• **WHAT IS REQUIRED**: The records that follow are to be transcribed in full, without their images.

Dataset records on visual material
▽

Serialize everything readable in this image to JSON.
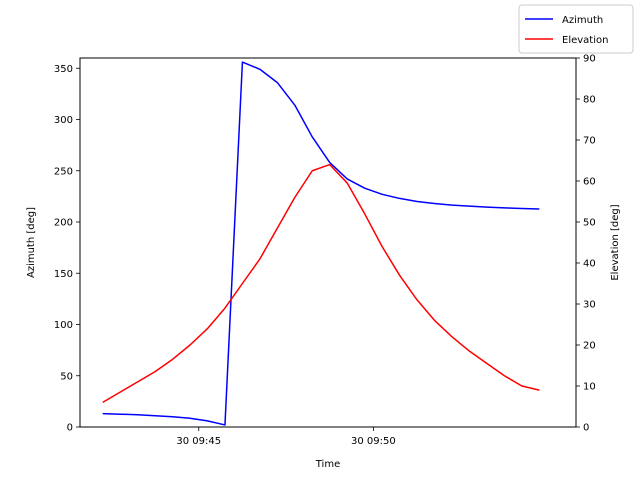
{
  "chart_data": {
    "type": "line",
    "xlabel": "Time",
    "x_ticks": [
      {
        "t": 45,
        "label": "30 09:45"
      },
      {
        "t": 50,
        "label": "30 09:50"
      }
    ],
    "xlim_minutes_after_0900": [
      41.6,
      55.8
    ],
    "y_left": {
      "label": "Azimuth [deg]",
      "lim": [
        0,
        360
      ],
      "ticks": [
        0,
        50,
        100,
        150,
        200,
        250,
        300,
        350
      ]
    },
    "y_right": {
      "label": "Elevation [deg]",
      "lim": [
        0,
        90
      ],
      "ticks": [
        0,
        10,
        20,
        30,
        40,
        50,
        60,
        70,
        80,
        90
      ]
    },
    "legend_position": "top-right",
    "series": [
      {
        "name": "Azimuth",
        "axis": "left",
        "color": "#0000ff",
        "x": [
          42.25,
          42.75,
          43.25,
          43.75,
          44.25,
          44.75,
          45.25,
          45.75,
          46.25,
          46.75,
          47.25,
          47.75,
          48.25,
          48.75,
          49.25,
          49.75,
          50.25,
          50.75,
          51.25,
          51.75,
          52.25,
          52.75,
          53.25,
          53.75,
          54.25,
          54.75
        ],
        "values": [
          13,
          12.5,
          12,
          11,
          10,
          8.5,
          6,
          2,
          356,
          349,
          336,
          314,
          283,
          258,
          242,
          233,
          227,
          223,
          220,
          218,
          216.5,
          215.5,
          214.5,
          213.8,
          213.2,
          212.7
        ]
      },
      {
        "name": "Elevation",
        "axis": "right",
        "color": "#ff0000",
        "x": [
          42.25,
          42.75,
          43.25,
          43.75,
          44.25,
          44.75,
          45.25,
          45.75,
          46.25,
          46.75,
          47.25,
          47.75,
          48.25,
          48.75,
          49.25,
          49.75,
          50.25,
          50.75,
          51.25,
          51.75,
          52.25,
          52.75,
          53.25,
          53.75,
          54.25,
          54.75
        ],
        "values": [
          6,
          8.5,
          11,
          13.5,
          16.5,
          20,
          24,
          29,
          35,
          41,
          48.5,
          56,
          62.5,
          64,
          59.5,
          52,
          44,
          37,
          31,
          26,
          22,
          18.5,
          15.5,
          12.5,
          10,
          9
        ]
      }
    ]
  }
}
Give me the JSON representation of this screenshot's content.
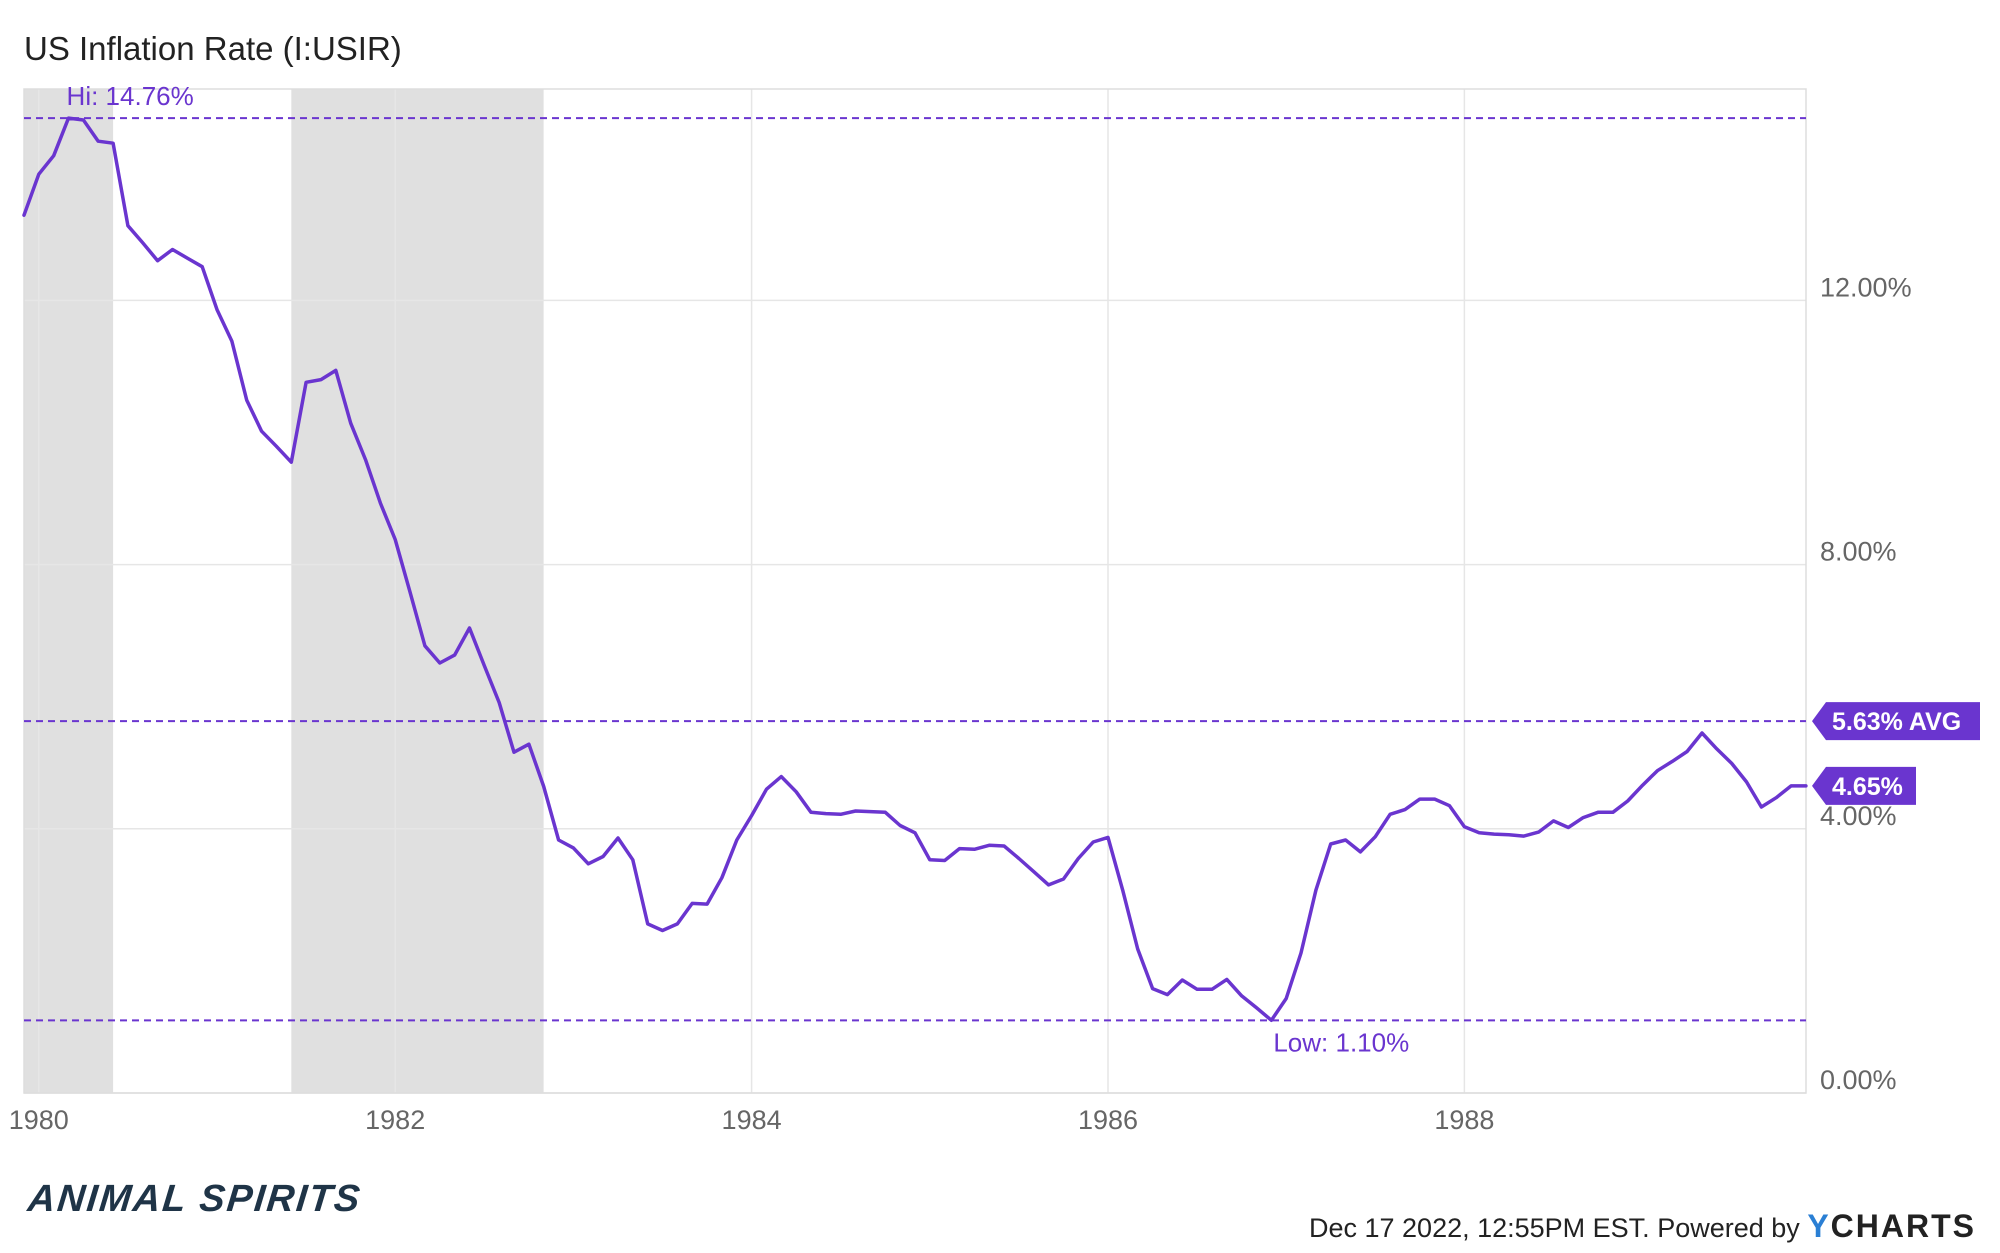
{
  "title": "US Inflation Rate (I:USIR)",
  "brand_logo_text": "ANIMAL SPIRITS",
  "footer": {
    "timestamp": "Dec 17 2022, 12:55PM EST.",
    "powered_by": "Powered by",
    "ycharts_first": "Y",
    "ycharts_rest": "CHARTS"
  },
  "colors": {
    "series": "#6a35cf",
    "recession": "#e0e0e0",
    "grid": "#e6e6e6",
    "tick_text": "#666666"
  },
  "chart_data": {
    "type": "line",
    "title": "US Inflation Rate (I:USIR)",
    "x_start": 1979.917,
    "x_end": 1989.917,
    "ylim": [
      0,
      15.2
    ],
    "y_ticks": [
      {
        "value": 0,
        "label": "0.00%"
      },
      {
        "value": 4,
        "label": "4.00%"
      },
      {
        "value": 8,
        "label": "8.00%"
      },
      {
        "value": 12,
        "label": "12.00%"
      }
    ],
    "x_ticks": [
      {
        "value": 1980,
        "label": "1980"
      },
      {
        "value": 1982,
        "label": "1982"
      },
      {
        "value": 1984,
        "label": "1984"
      },
      {
        "value": 1986,
        "label": "1986"
      },
      {
        "value": 1988,
        "label": "1988"
      }
    ],
    "grid": true,
    "recessions": [
      {
        "start": 1979.917,
        "end": 1980.417
      },
      {
        "start": 1981.417,
        "end": 1982.833
      }
    ],
    "reference_lines": [
      {
        "kind": "high",
        "value": 14.76,
        "label": "Hi: 14.76%"
      },
      {
        "kind": "average",
        "value": 5.63,
        "label": "5.63% AVG"
      },
      {
        "kind": "low",
        "value": 1.1,
        "label": "Low: 1.10%"
      }
    ],
    "latest": {
      "value": 4.65,
      "label": "4.65%"
    },
    "series": [
      {
        "start": 1979.917,
        "step": 0.08333,
        "values": [
          13.29,
          13.91,
          14.19,
          14.76,
          14.73,
          14.41,
          14.38,
          13.13,
          12.87,
          12.6,
          12.77,
          12.64,
          12.51,
          11.86,
          11.38,
          10.49,
          10.02,
          9.79,
          9.55,
          10.76,
          10.8,
          10.94,
          10.14,
          9.59,
          8.93,
          8.38,
          7.58,
          6.77,
          6.51,
          6.63,
          7.04,
          6.47,
          5.91,
          5.16,
          5.28,
          4.64,
          3.83,
          3.71,
          3.47,
          3.58,
          3.86,
          3.53,
          2.56,
          2.46,
          2.56,
          2.87,
          2.86,
          3.26,
          3.83,
          4.2,
          4.6,
          4.79,
          4.56,
          4.25,
          4.23,
          4.22,
          4.27,
          4.26,
          4.25,
          4.05,
          3.94,
          3.53,
          3.52,
          3.7,
          3.69,
          3.75,
          3.74,
          3.55,
          3.35,
          3.15,
          3.24,
          3.55,
          3.8,
          3.87,
          3.06,
          2.18,
          1.58,
          1.49,
          1.71,
          1.57,
          1.57,
          1.72,
          1.47,
          1.29,
          1.1,
          1.43,
          2.12,
          3.07,
          3.77,
          3.83,
          3.65,
          3.88,
          4.22,
          4.29,
          4.45,
          4.45,
          4.35,
          4.03,
          3.94,
          3.92,
          3.91,
          3.89,
          3.95,
          4.12,
          4.02,
          4.17,
          4.25,
          4.25,
          4.42,
          4.66,
          4.88,
          5.02,
          5.17,
          5.45,
          5.21,
          4.99,
          4.71,
          4.33,
          4.47,
          4.65,
          4.65
        ]
      }
    ]
  }
}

△

• **COMPLETE ANSWER**:
Serialize everything readable in this image to JSON.
{
  "chart_data": {
    "type": "line",
    "xlabel": "Time",
    "x_ticks": [
      {
        "t": 45,
        "label": "30 09:45"
      },
      {
        "t": 50,
        "label": "30 09:50"
      }
    ],
    "xlim_minutes_after_0900": [
      41.6,
      55.8
    ],
    "y_left": {
      "label": "Azimuth [deg]",
      "lim": [
        0,
        360
      ],
      "ticks": [
        0,
        50,
        100,
        150,
        200,
        250,
        300,
        350
      ]
    },
    "y_right": {
      "label": "Elevation [deg]",
      "lim": [
        0,
        90
      ],
      "ticks": [
        0,
        10,
        20,
        30,
        40,
        50,
        60,
        70,
        80,
        90
      ]
    },
    "legend_position": "top-right",
    "series": [
      {
        "name": "Azimuth",
        "axis": "left",
        "color": "#0000ff",
        "x": [
          42.25,
          42.75,
          43.25,
          43.75,
          44.25,
          44.75,
          45.25,
          45.75,
          46.25,
          46.75,
          47.25,
          47.75,
          48.25,
          48.75,
          49.25,
          49.75,
          50.25,
          50.75,
          51.25,
          51.75,
          52.25,
          52.75,
          53.25,
          53.75,
          54.25,
          54.75
        ],
        "values": [
          13,
          12.5,
          12,
          11,
          10,
          8.5,
          6,
          2,
          356,
          349,
          336,
          314,
          283,
          258,
          242,
          233,
          227,
          223,
          220,
          218,
          216.5,
          215.5,
          214.5,
          213.8,
          213.2,
          212.7
        ]
      },
      {
        "name": "Elevation",
        "axis": "right",
        "color": "#ff0000",
        "x": [
          42.25,
          42.75,
          43.25,
          43.75,
          44.25,
          44.75,
          45.25,
          45.75,
          46.25,
          46.75,
          47.25,
          47.75,
          48.25,
          48.75,
          49.25,
          49.75,
          50.25,
          50.75,
          51.25,
          51.75,
          52.25,
          52.75,
          53.25,
          53.75,
          54.25,
          54.75
        ],
        "values": [
          6,
          8.5,
          11,
          13.5,
          16.5,
          20,
          24,
          29,
          35,
          41,
          48.5,
          56,
          62.5,
          64,
          59.5,
          52,
          44,
          37,
          31,
          26,
          22,
          18.5,
          15.5,
          12.5,
          10,
          9
        ]
      }
    ]
  }
}
Give me the JSON representation of this screenshot's content.
{
  "title": "US Inflation Rate (I:USIR)",
  "brand_logo_text": "ANIMAL SPIRITS",
  "footer": {
    "timestamp": "Dec 17 2022, 12:55PM EST.",
    "powered_by": "Powered by",
    "ycharts_first": "Y",
    "ycharts_rest": "CHARTS"
  },
  "colors": {
    "series": "#6a35cf",
    "recession": "#e0e0e0",
    "grid": "#e6e6e6",
    "tick_text": "#666666"
  },
  "chart_data": {
    "type": "line",
    "title": "US Inflation Rate (I:USIR)",
    "x_start": 1979.917,
    "x_end": 1989.917,
    "ylim": [
      0,
      15.2
    ],
    "y_ticks": [
      {
        "value": 0,
        "label": "0.00%"
      },
      {
        "value": 4,
        "label": "4.00%"
      },
      {
        "value": 8,
        "label": "8.00%"
      },
      {
        "value": 12,
        "label": "12.00%"
      }
    ],
    "x_ticks": [
      {
        "value": 1980,
        "label": "1980"
      },
      {
        "value": 1982,
        "label": "1982"
      },
      {
        "value": 1984,
        "label": "1984"
      },
      {
        "value": 1986,
        "label": "1986"
      },
      {
        "value": 1988,
        "label": "1988"
      }
    ],
    "grid": true,
    "recessions": [
      {
        "start": 1979.917,
        "end": 1980.417
      },
      {
        "start": 1981.417,
        "end": 1982.833
      }
    ],
    "reference_lines": [
      {
        "kind": "high",
        "value": 14.76,
        "label": "Hi: 14.76%"
      },
      {
        "kind": "average",
        "value": 5.63,
        "label": "5.63% AVG"
      },
      {
        "kind": "low",
        "value": 1.1,
        "label": "Low: 1.10%"
      }
    ],
    "latest": {
      "value": 4.65,
      "label": "4.65%"
    },
    "series": [
      {
        "start": 1979.917,
        "step": 0.08333,
        "values": [
          13.29,
          13.91,
          14.19,
          14.76,
          14.73,
          14.41,
          14.38,
          13.13,
          12.87,
          12.6,
          12.77,
          12.64,
          12.51,
          11.86,
          11.38,
          10.49,
          10.02,
          9.79,
          9.55,
          10.76,
          10.8,
          10.94,
          10.14,
          9.59,
          8.93,
          8.38,
          7.58,
          6.77,
          6.51,
          6.63,
          7.04,
          6.47,
          5.91,
          5.16,
          5.28,
          4.64,
          3.83,
          3.71,
          3.47,
          3.58,
          3.86,
          3.53,
          2.56,
          2.46,
          2.56,
          2.87,
          2.86,
          3.26,
          3.83,
          4.2,
          4.6,
          4.79,
          4.56,
          4.25,
          4.23,
          4.22,
          4.27,
          4.26,
          4.25,
          4.05,
          3.94,
          3.53,
          3.52,
          3.7,
          3.69,
          3.75,
          3.74,
          3.55,
          3.35,
          3.15,
          3.24,
          3.55,
          3.8,
          3.87,
          3.06,
          2.18,
          1.58,
          1.49,
          1.71,
          1.57,
          1.57,
          1.72,
          1.47,
          1.29,
          1.1,
          1.43,
          2.12,
          3.07,
          3.77,
          3.83,
          3.65,
          3.88,
          4.22,
          4.29,
          4.45,
          4.45,
          4.35,
          4.03,
          3.94,
          3.92,
          3.91,
          3.89,
          3.95,
          4.12,
          4.02,
          4.17,
          4.25,
          4.25,
          4.42,
          4.66,
          4.88,
          5.02,
          5.17,
          5.45,
          5.21,
          4.99,
          4.71,
          4.33,
          4.47,
          4.65,
          4.65
        ]
      }
    ]
  }
}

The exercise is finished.